(Figure contents as structured data)
________________________________________
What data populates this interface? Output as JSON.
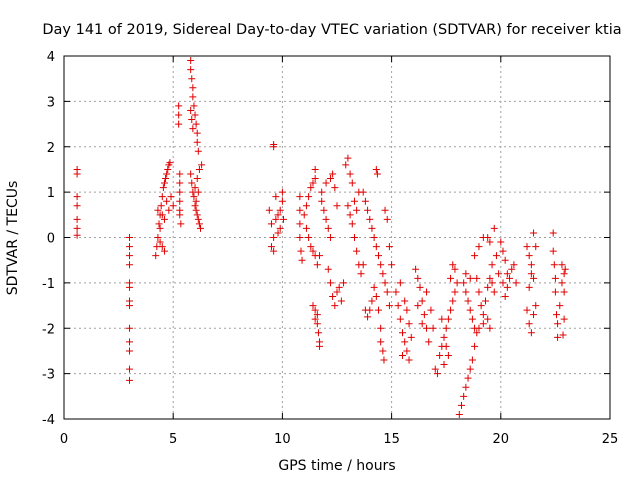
{
  "chart_data": {
    "type": "scatter",
    "title": "Day 141 of 2019, Sidereal Day-to-day VTEC variation (SDTVAR) for receiver ktia",
    "xlabel": "GPS time / hours",
    "ylabel": "SDTVAR / TECUs",
    "xlim": [
      0,
      25
    ],
    "ylim": [
      -4,
      4
    ],
    "xticks": [
      0,
      5,
      10,
      15,
      20,
      25
    ],
    "yticks": [
      -4,
      -3,
      -2,
      -1,
      0,
      1,
      2,
      3,
      4
    ],
    "xtick_labels": [
      "0",
      "5",
      "10",
      "15",
      "20",
      "25"
    ],
    "ytick_labels": [
      "-4",
      "-3",
      "-2",
      "-1",
      "0",
      "1",
      "2",
      "3",
      "4"
    ],
    "grid": true,
    "marker": "+",
    "series": [
      {
        "name": "SDTVAR",
        "color": "#e00000",
        "points": [
          [
            0.6,
            1.5
          ],
          [
            0.6,
            1.4
          ],
          [
            0.6,
            0.9
          ],
          [
            0.6,
            0.7
          ],
          [
            0.6,
            0.4
          ],
          [
            0.6,
            0.2
          ],
          [
            0.6,
            0.05
          ],
          [
            3.0,
            0.0
          ],
          [
            3.0,
            -0.2
          ],
          [
            3.0,
            -0.4
          ],
          [
            3.0,
            -0.6
          ],
          [
            3.0,
            -1.0
          ],
          [
            3.0,
            -1.1
          ],
          [
            3.0,
            -1.4
          ],
          [
            3.0,
            -1.5
          ],
          [
            3.0,
            -2.0
          ],
          [
            3.0,
            -2.3
          ],
          [
            3.0,
            -2.5
          ],
          [
            3.0,
            -2.9
          ],
          [
            3.0,
            -3.15
          ],
          [
            4.2,
            -0.4
          ],
          [
            4.25,
            -0.2
          ],
          [
            4.3,
            0.0
          ],
          [
            4.35,
            0.3
          ],
          [
            4.4,
            0.5
          ],
          [
            4.45,
            0.7
          ],
          [
            4.5,
            0.9
          ],
          [
            4.55,
            1.1
          ],
          [
            4.6,
            1.2
          ],
          [
            4.65,
            1.3
          ],
          [
            4.7,
            1.4
          ],
          [
            4.75,
            1.5
          ],
          [
            4.8,
            1.6
          ],
          [
            4.85,
            1.65
          ],
          [
            4.3,
            0.6
          ],
          [
            4.4,
            0.2
          ],
          [
            4.5,
            -0.2
          ],
          [
            4.6,
            0.4
          ],
          [
            4.7,
            0.8
          ],
          [
            4.8,
            0.6
          ],
          [
            4.9,
            0.9
          ],
          [
            5.0,
            0.7
          ],
          [
            4.4,
            -0.1
          ],
          [
            4.5,
            0.5
          ],
          [
            4.6,
            -0.3
          ],
          [
            5.25,
            2.9
          ],
          [
            5.25,
            2.7
          ],
          [
            5.25,
            2.5
          ],
          [
            5.3,
            1.4
          ],
          [
            5.3,
            1.2
          ],
          [
            5.3,
            1.0
          ],
          [
            5.3,
            0.8
          ],
          [
            5.3,
            0.6
          ],
          [
            5.3,
            0.5
          ],
          [
            5.35,
            0.3
          ],
          [
            5.8,
            3.9
          ],
          [
            5.8,
            3.7
          ],
          [
            5.85,
            3.5
          ],
          [
            5.9,
            3.3
          ],
          [
            5.9,
            3.1
          ],
          [
            5.95,
            2.9
          ],
          [
            6.0,
            2.7
          ],
          [
            6.05,
            2.5
          ],
          [
            6.1,
            2.3
          ],
          [
            6.1,
            2.1
          ],
          [
            6.15,
            1.9
          ],
          [
            5.8,
            2.8
          ],
          [
            5.85,
            2.6
          ],
          [
            5.9,
            2.4
          ],
          [
            5.8,
            1.4
          ],
          [
            5.85,
            1.2
          ],
          [
            5.9,
            1.0
          ],
          [
            5.95,
            0.9
          ],
          [
            6.0,
            0.7
          ],
          [
            6.05,
            0.6
          ],
          [
            6.1,
            0.5
          ],
          [
            6.15,
            0.4
          ],
          [
            6.2,
            0.3
          ],
          [
            6.25,
            0.2
          ],
          [
            6.0,
            1.1
          ],
          [
            6.1,
            1.3
          ],
          [
            6.2,
            1.5
          ],
          [
            6.3,
            1.6
          ],
          [
            6.05,
            0.8
          ],
          [
            6.15,
            1.0
          ],
          [
            9.6,
            2.05
          ],
          [
            9.6,
            2.0
          ],
          [
            9.4,
            0.6
          ],
          [
            9.5,
            0.3
          ],
          [
            9.5,
            -0.2
          ],
          [
            9.6,
            0.0
          ],
          [
            9.7,
            0.4
          ],
          [
            9.8,
            0.5
          ],
          [
            9.9,
            0.6
          ],
          [
            10.0,
            0.8
          ],
          [
            10.0,
            1.0
          ],
          [
            9.9,
            0.2
          ],
          [
            9.8,
            0.1
          ],
          [
            9.7,
            0.9
          ],
          [
            9.6,
            -0.3
          ],
          [
            10.05,
            0.4
          ],
          [
            10.8,
            0.9
          ],
          [
            10.8,
            0.6
          ],
          [
            10.8,
            0.3
          ],
          [
            10.8,
            0.0
          ],
          [
            10.85,
            -0.3
          ],
          [
            10.9,
            -0.5
          ],
          [
            11.0,
            0.5
          ],
          [
            11.1,
            0.7
          ],
          [
            11.2,
            0.9
          ],
          [
            11.3,
            1.1
          ],
          [
            11.4,
            1.2
          ],
          [
            11.5,
            1.5
          ],
          [
            11.5,
            1.3
          ],
          [
            11.1,
            0.2
          ],
          [
            11.3,
            -0.2
          ],
          [
            11.5,
            -0.4
          ],
          [
            11.6,
            -0.6
          ],
          [
            11.4,
            -0.3
          ],
          [
            11.2,
            0.0
          ],
          [
            11.7,
            -0.4
          ],
          [
            11.4,
            -1.5
          ],
          [
            11.5,
            -1.6
          ],
          [
            11.6,
            -1.7
          ],
          [
            11.6,
            -1.9
          ],
          [
            11.65,
            -2.1
          ],
          [
            11.7,
            -2.3
          ],
          [
            11.7,
            -2.4
          ],
          [
            11.5,
            -1.8
          ],
          [
            11.8,
            0.8
          ],
          [
            11.9,
            0.6
          ],
          [
            12.0,
            0.4
          ],
          [
            12.1,
            0.2
          ],
          [
            12.2,
            0.0
          ],
          [
            11.8,
            1.0
          ],
          [
            12.0,
            1.2
          ],
          [
            12.2,
            1.3
          ],
          [
            12.3,
            1.4
          ],
          [
            12.4,
            1.1
          ],
          [
            12.5,
            0.7
          ],
          [
            12.1,
            -0.7
          ],
          [
            12.2,
            -1.0
          ],
          [
            12.3,
            -1.3
          ],
          [
            12.4,
            -1.5
          ],
          [
            12.5,
            -1.2
          ],
          [
            12.6,
            -1.1
          ],
          [
            12.7,
            -1.4
          ],
          [
            12.8,
            -1.0
          ],
          [
            12.9,
            1.6
          ],
          [
            13.0,
            1.75
          ],
          [
            13.1,
            1.4
          ],
          [
            13.2,
            1.2
          ],
          [
            13.0,
            0.7
          ],
          [
            13.1,
            0.5
          ],
          [
            13.2,
            0.3
          ],
          [
            13.3,
            0.0
          ],
          [
            13.4,
            -0.3
          ],
          [
            13.5,
            -0.6
          ],
          [
            13.6,
            -0.8
          ],
          [
            13.7,
            -0.6
          ],
          [
            13.3,
            0.8
          ],
          [
            13.5,
            1.0
          ],
          [
            13.4,
            0.6
          ],
          [
            13.7,
            1.0
          ],
          [
            13.8,
            0.8
          ],
          [
            13.9,
            0.6
          ],
          [
            14.0,
            0.4
          ],
          [
            14.1,
            0.2
          ],
          [
            14.2,
            0.0
          ],
          [
            14.3,
            -0.2
          ],
          [
            14.4,
            -0.4
          ],
          [
            14.5,
            -0.6
          ],
          [
            14.6,
            -0.8
          ],
          [
            14.7,
            -1.0
          ],
          [
            14.8,
            -1.2
          ],
          [
            14.9,
            -1.5
          ],
          [
            13.8,
            -1.6
          ],
          [
            13.9,
            -1.75
          ],
          [
            14.0,
            -1.6
          ],
          [
            14.1,
            -1.4
          ],
          [
            14.3,
            1.5
          ],
          [
            14.35,
            1.4
          ],
          [
            14.2,
            -1.1
          ],
          [
            14.3,
            -1.3
          ],
          [
            14.4,
            -1.6
          ],
          [
            14.5,
            -2.0
          ],
          [
            14.5,
            -2.3
          ],
          [
            14.6,
            -2.5
          ],
          [
            14.65,
            -2.7
          ],
          [
            14.7,
            0.6
          ],
          [
            14.8,
            0.4
          ],
          [
            14.9,
            -0.2
          ],
          [
            15.0,
            -0.6
          ],
          [
            15.2,
            -1.2
          ],
          [
            15.3,
            -1.5
          ],
          [
            15.4,
            -1.8
          ],
          [
            15.5,
            -2.1
          ],
          [
            15.6,
            -2.3
          ],
          [
            15.7,
            -2.5
          ],
          [
            15.8,
            -2.7
          ],
          [
            15.4,
            -1.0
          ],
          [
            15.6,
            -1.4
          ],
          [
            15.8,
            -1.9
          ],
          [
            15.9,
            -2.2
          ],
          [
            15.5,
            -2.6
          ],
          [
            15.7,
            -1.6
          ],
          [
            16.1,
            -0.7
          ],
          [
            16.2,
            -0.9
          ],
          [
            16.3,
            -1.1
          ],
          [
            16.4,
            -1.4
          ],
          [
            16.5,
            -1.7
          ],
          [
            16.6,
            -2.0
          ],
          [
            16.7,
            -2.3
          ],
          [
            16.2,
            -1.5
          ],
          [
            16.4,
            -1.9
          ],
          [
            16.6,
            -1.2
          ],
          [
            16.8,
            -1.6
          ],
          [
            16.9,
            -2.0
          ],
          [
            17.0,
            -2.9
          ],
          [
            17.1,
            -3.0
          ],
          [
            17.2,
            -2.6
          ],
          [
            17.3,
            -2.4
          ],
          [
            17.4,
            -2.2
          ],
          [
            17.5,
            -2.0
          ],
          [
            17.6,
            -1.8
          ],
          [
            17.7,
            -1.6
          ],
          [
            17.8,
            -1.4
          ],
          [
            17.9,
            -1.2
          ],
          [
            17.4,
            -2.8
          ],
          [
            17.6,
            -2.6
          ],
          [
            17.5,
            -2.4
          ],
          [
            17.3,
            -1.8
          ],
          [
            17.7,
            -0.9
          ],
          [
            17.8,
            -0.6
          ],
          [
            17.9,
            -0.7
          ],
          [
            18.0,
            -1.0
          ],
          [
            18.1,
            -3.9
          ],
          [
            18.2,
            -3.7
          ],
          [
            18.3,
            -3.5
          ],
          [
            18.4,
            -3.3
          ],
          [
            18.5,
            -3.1
          ],
          [
            18.6,
            -2.9
          ],
          [
            18.7,
            -2.7
          ],
          [
            18.8,
            -2.4
          ],
          [
            18.3,
            -1.0
          ],
          [
            18.4,
            -1.2
          ],
          [
            18.5,
            -1.4
          ],
          [
            18.6,
            -1.6
          ],
          [
            18.7,
            -1.8
          ],
          [
            18.8,
            -2.0
          ],
          [
            18.9,
            -2.1
          ],
          [
            19.0,
            -2.0
          ],
          [
            19.2,
            -1.9
          ],
          [
            19.4,
            -1.8
          ],
          [
            19.5,
            -2.0
          ],
          [
            18.4,
            -0.8
          ],
          [
            18.6,
            -0.9
          ],
          [
            18.8,
            -0.4
          ],
          [
            19.0,
            -0.2
          ],
          [
            19.2,
            0.0
          ],
          [
            19.4,
            0.0
          ],
          [
            19.5,
            -0.1
          ],
          [
            18.9,
            -0.9
          ],
          [
            19.0,
            -1.2
          ],
          [
            19.1,
            -1.5
          ],
          [
            19.2,
            -1.7
          ],
          [
            19.3,
            -1.4
          ],
          [
            19.4,
            -1.1
          ],
          [
            19.5,
            -0.9
          ],
          [
            19.6,
            -0.6
          ],
          [
            19.7,
            0.2
          ],
          [
            19.8,
            -0.4
          ],
          [
            19.9,
            -0.8
          ],
          [
            19.6,
            -1.0
          ],
          [
            19.7,
            -1.2
          ],
          [
            20.0,
            -0.1
          ],
          [
            20.1,
            -0.3
          ],
          [
            20.2,
            -0.5
          ],
          [
            20.3,
            -0.8
          ],
          [
            20.1,
            -1.0
          ],
          [
            20.2,
            -1.3
          ],
          [
            20.3,
            -1.1
          ],
          [
            20.4,
            -0.9
          ],
          [
            20.5,
            -0.7
          ],
          [
            20.6,
            -0.6
          ],
          [
            20.7,
            -1.0
          ],
          [
            21.2,
            -0.2
          ],
          [
            21.3,
            -0.4
          ],
          [
            21.4,
            -0.6
          ],
          [
            21.5,
            -0.9
          ],
          [
            21.3,
            -1.1
          ],
          [
            21.4,
            -0.8
          ],
          [
            21.2,
            -1.6
          ],
          [
            21.3,
            -1.9
          ],
          [
            21.4,
            -2.1
          ],
          [
            21.5,
            -1.7
          ],
          [
            21.6,
            -1.5
          ],
          [
            21.5,
            0.1
          ],
          [
            21.6,
            -0.2
          ],
          [
            22.4,
            0.1
          ],
          [
            22.4,
            -0.3
          ],
          [
            22.45,
            -0.6
          ],
          [
            22.5,
            -0.9
          ],
          [
            22.5,
            -1.2
          ],
          [
            22.55,
            -1.7
          ],
          [
            22.6,
            -1.9
          ],
          [
            22.6,
            -2.2
          ],
          [
            22.7,
            -1.5
          ],
          [
            22.8,
            -1.0
          ],
          [
            22.8,
            -0.6
          ],
          [
            22.9,
            -0.8
          ],
          [
            22.9,
            -1.2
          ],
          [
            22.9,
            -1.8
          ],
          [
            22.85,
            -2.15
          ],
          [
            22.95,
            -0.7
          ]
        ]
      }
    ]
  }
}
________________________________________
▶ Task directions
Copy out every line where the word "SDTVAR" occurs.

▶ The response
    "title": "Day 141 of 2019, Sidereal Day-to-day VTEC variation (SDTVAR) for receiver ktia",
    "ylabel": "SDTVAR / TECUs",
        "name": "SDTVAR",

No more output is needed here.